▶ STATED EXERCISE
Quote the full listing word for word.

▶ Data entries

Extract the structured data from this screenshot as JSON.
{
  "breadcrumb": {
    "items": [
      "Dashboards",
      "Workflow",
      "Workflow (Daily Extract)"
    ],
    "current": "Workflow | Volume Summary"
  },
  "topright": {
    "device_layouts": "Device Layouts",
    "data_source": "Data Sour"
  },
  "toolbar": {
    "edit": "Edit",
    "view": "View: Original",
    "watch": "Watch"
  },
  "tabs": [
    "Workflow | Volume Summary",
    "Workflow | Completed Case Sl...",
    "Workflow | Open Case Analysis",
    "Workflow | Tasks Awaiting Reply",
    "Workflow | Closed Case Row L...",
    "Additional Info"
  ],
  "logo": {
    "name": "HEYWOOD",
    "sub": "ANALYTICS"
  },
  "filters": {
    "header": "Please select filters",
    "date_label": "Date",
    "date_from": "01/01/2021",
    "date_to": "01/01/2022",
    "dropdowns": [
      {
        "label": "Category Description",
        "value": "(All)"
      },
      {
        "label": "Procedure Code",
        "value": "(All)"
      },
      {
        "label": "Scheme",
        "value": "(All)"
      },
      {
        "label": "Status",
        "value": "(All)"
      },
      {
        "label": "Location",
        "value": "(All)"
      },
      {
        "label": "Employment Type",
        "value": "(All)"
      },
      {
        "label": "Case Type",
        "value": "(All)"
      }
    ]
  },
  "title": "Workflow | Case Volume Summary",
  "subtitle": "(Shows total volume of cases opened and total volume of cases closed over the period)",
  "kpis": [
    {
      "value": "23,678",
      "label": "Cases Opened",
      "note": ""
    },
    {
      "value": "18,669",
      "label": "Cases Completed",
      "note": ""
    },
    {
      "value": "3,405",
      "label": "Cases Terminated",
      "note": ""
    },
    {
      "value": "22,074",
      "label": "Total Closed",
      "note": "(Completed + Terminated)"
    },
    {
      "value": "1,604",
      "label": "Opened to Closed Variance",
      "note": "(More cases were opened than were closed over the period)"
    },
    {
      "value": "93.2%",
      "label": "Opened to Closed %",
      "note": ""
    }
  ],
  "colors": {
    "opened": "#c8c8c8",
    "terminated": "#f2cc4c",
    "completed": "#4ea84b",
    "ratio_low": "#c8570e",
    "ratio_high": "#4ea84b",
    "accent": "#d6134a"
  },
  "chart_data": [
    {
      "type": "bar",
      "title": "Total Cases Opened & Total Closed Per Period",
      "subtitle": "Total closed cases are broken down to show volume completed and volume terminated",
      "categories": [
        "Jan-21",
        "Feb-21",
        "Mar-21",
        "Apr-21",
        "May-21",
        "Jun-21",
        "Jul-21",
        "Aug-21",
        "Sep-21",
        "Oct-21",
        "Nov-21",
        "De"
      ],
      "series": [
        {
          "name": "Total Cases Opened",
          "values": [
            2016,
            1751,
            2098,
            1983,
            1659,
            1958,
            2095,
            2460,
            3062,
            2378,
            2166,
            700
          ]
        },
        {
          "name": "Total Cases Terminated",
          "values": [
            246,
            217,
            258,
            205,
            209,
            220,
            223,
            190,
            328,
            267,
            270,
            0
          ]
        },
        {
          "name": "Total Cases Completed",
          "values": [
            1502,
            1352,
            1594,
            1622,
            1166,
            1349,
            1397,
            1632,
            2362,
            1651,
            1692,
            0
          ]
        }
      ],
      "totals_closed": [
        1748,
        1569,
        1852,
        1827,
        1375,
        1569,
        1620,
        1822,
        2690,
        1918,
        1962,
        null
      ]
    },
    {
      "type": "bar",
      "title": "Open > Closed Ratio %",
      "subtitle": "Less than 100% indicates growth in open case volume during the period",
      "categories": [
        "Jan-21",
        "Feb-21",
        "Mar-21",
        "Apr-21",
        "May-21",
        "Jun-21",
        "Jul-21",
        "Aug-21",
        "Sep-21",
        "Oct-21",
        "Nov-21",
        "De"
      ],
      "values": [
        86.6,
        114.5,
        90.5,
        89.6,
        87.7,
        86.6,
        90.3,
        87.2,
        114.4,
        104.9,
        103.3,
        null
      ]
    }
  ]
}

▶ WRITTEN ANSWER
Extract the structured data from this screenshot as JSON.
{
  "breadcrumb": {
    "items": [
      "Dashboards",
      "Workflow",
      "Workflow (Daily Extract)"
    ],
    "current": "Workflow | Volume Summary"
  },
  "topright": {
    "device_layouts": "Device Layouts",
    "data_source": "Data Sour"
  },
  "toolbar": {
    "edit": "Edit",
    "view": "View: Original",
    "watch": "Watch"
  },
  "tabs": [
    "Workflow | Volume Summary",
    "Workflow | Completed Case Sl...",
    "Workflow | Open Case Analysis",
    "Workflow | Tasks Awaiting Reply",
    "Workflow | Closed Case Row L...",
    "Additional Info"
  ],
  "logo": {
    "name": "HEYWOOD",
    "sub": "ANALYTICS"
  },
  "filters": {
    "header": "Please select filters",
    "date_label": "Date",
    "date_from": "01/01/2021",
    "date_to": "01/01/2022",
    "dropdowns": [
      {
        "label": "Category Description",
        "value": "(All)"
      },
      {
        "label": "Procedure Code",
        "value": "(All)"
      },
      {
        "label": "Scheme",
        "value": "(All)"
      },
      {
        "label": "Status",
        "value": "(All)"
      },
      {
        "label": "Location",
        "value": "(All)"
      },
      {
        "label": "Employment Type",
        "value": "(All)"
      },
      {
        "label": "Case Type",
        "value": "(All)"
      }
    ]
  },
  "title": "Workflow | Case Volume Summary",
  "subtitle": "(Shows total volume of cases opened and total volume of cases closed over the period)",
  "kpis": [
    {
      "value": "23,678",
      "label": "Cases Opened",
      "note": ""
    },
    {
      "value": "18,669",
      "label": "Cases Completed",
      "note": ""
    },
    {
      "value": "3,405",
      "label": "Cases Terminated",
      "note": ""
    },
    {
      "value": "22,074",
      "label": "Total Closed",
      "note": "(Completed + Terminated)"
    },
    {
      "value": "1,604",
      "label": "Opened to Closed Variance",
      "note": "(More cases were opened than were closed over the period)"
    },
    {
      "value": "93.2%",
      "label": "Opened to Closed %",
      "note": ""
    }
  ],
  "colors": {
    "opened": "#c8c8c8",
    "terminated": "#f2cc4c",
    "completed": "#4ea84b",
    "ratio_low": "#c8570e",
    "ratio_high": "#4ea84b",
    "accent": "#d6134a"
  },
  "chart_data": [
    {
      "type": "bar",
      "title": "Total Cases Opened & Total Closed Per Period",
      "subtitle": "Total closed cases are broken down to show volume completed and volume terminated",
      "categories": [
        "Jan-21",
        "Feb-21",
        "Mar-21",
        "Apr-21",
        "May-21",
        "Jun-21",
        "Jul-21",
        "Aug-21",
        "Sep-21",
        "Oct-21",
        "Nov-21",
        "De"
      ],
      "series": [
        {
          "name": "Total Cases Opened",
          "values": [
            2016,
            1751,
            2098,
            1983,
            1659,
            1958,
            2095,
            2460,
            3062,
            2378,
            2166,
            700
          ]
        },
        {
          "name": "Total Cases Terminated",
          "values": [
            246,
            217,
            258,
            205,
            209,
            220,
            223,
            190,
            328,
            267,
            270,
            0
          ]
        },
        {
          "name": "Total Cases Completed",
          "values": [
            1502,
            1352,
            1594,
            1622,
            1166,
            1349,
            1397,
            1632,
            2362,
            1651,
            1692,
            0
          ]
        }
      ],
      "totals_closed": [
        1748,
        1569,
        1852,
        1827,
        1375,
        1569,
        1620,
        1822,
        2690,
        1918,
        1962,
        null
      ]
    },
    {
      "type": "bar",
      "title": "Open > Closed Ratio %",
      "subtitle": "Less than 100% indicates growth in open case volume during the period",
      "categories": [
        "Jan-21",
        "Feb-21",
        "Mar-21",
        "Apr-21",
        "May-21",
        "Jun-21",
        "Jul-21",
        "Aug-21",
        "Sep-21",
        "Oct-21",
        "Nov-21",
        "De"
      ],
      "values": [
        86.6,
        114.5,
        90.5,
        89.6,
        87.7,
        86.6,
        90.3,
        87.2,
        114.4,
        104.9,
        103.3,
        null
      ]
    }
  ]
}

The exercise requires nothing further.